__Exercise__
Below is a listing; reproduce each line of it exactly.

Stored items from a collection
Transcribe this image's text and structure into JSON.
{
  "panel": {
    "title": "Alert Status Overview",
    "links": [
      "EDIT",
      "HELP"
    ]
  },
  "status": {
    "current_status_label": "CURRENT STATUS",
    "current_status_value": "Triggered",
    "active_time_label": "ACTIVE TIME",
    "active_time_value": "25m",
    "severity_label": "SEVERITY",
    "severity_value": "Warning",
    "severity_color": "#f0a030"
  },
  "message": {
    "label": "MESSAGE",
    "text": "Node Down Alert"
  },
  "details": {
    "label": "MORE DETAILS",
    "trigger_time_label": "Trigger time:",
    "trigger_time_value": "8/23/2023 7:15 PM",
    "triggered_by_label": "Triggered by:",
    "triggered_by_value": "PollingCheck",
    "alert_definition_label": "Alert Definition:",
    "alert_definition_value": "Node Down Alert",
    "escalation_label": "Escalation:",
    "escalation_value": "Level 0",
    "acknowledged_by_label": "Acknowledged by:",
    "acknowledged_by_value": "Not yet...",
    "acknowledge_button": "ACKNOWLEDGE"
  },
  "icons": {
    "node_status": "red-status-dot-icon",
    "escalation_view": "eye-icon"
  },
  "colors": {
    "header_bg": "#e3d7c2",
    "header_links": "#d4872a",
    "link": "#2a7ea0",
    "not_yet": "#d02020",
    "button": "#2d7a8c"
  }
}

__Reply__
Transcribe this image's text and structure into JSON.
{
  "panel": {
    "title": "Alert Status Overview",
    "links": [
      "EDIT",
      "HELP"
    ]
  },
  "status": {
    "current_status_label": "CURRENT STATUS",
    "current_status_value": "Triggered",
    "active_time_label": "ACTIVE TIME",
    "active_time_value": "25m",
    "severity_label": "SEVERITY",
    "severity_value": "Warning",
    "severity_color": "#f0a030"
  },
  "message": {
    "label": "MESSAGE",
    "text": "Node Down Alert"
  },
  "details": {
    "label": "MORE DETAILS",
    "trigger_time_label": "Trigger time:",
    "trigger_time_value": "8/23/2023 7:15 PM",
    "triggered_by_label": "Triggered by:",
    "triggered_by_value": "PollingCheck",
    "alert_definition_label": "Alert Definition:",
    "alert_definition_value": "Node Down Alert",
    "escalation_label": "Escalation:",
    "escalation_value": "Level 0",
    "acknowledged_by_label": "Acknowledged by:",
    "acknowledged_by_value": "Not yet...",
    "acknowledge_button": "ACKNOWLEDGE"
  },
  "icons": {
    "node_status": "red-status-dot-icon",
    "escalation_view": "eye-icon"
  },
  "colors": {
    "header_bg": "#e3d7c2",
    "header_links": "#d4872a",
    "link": "#2a7ea0",
    "not_yet": "#d02020",
    "button": "#2d7a8c"
  }
}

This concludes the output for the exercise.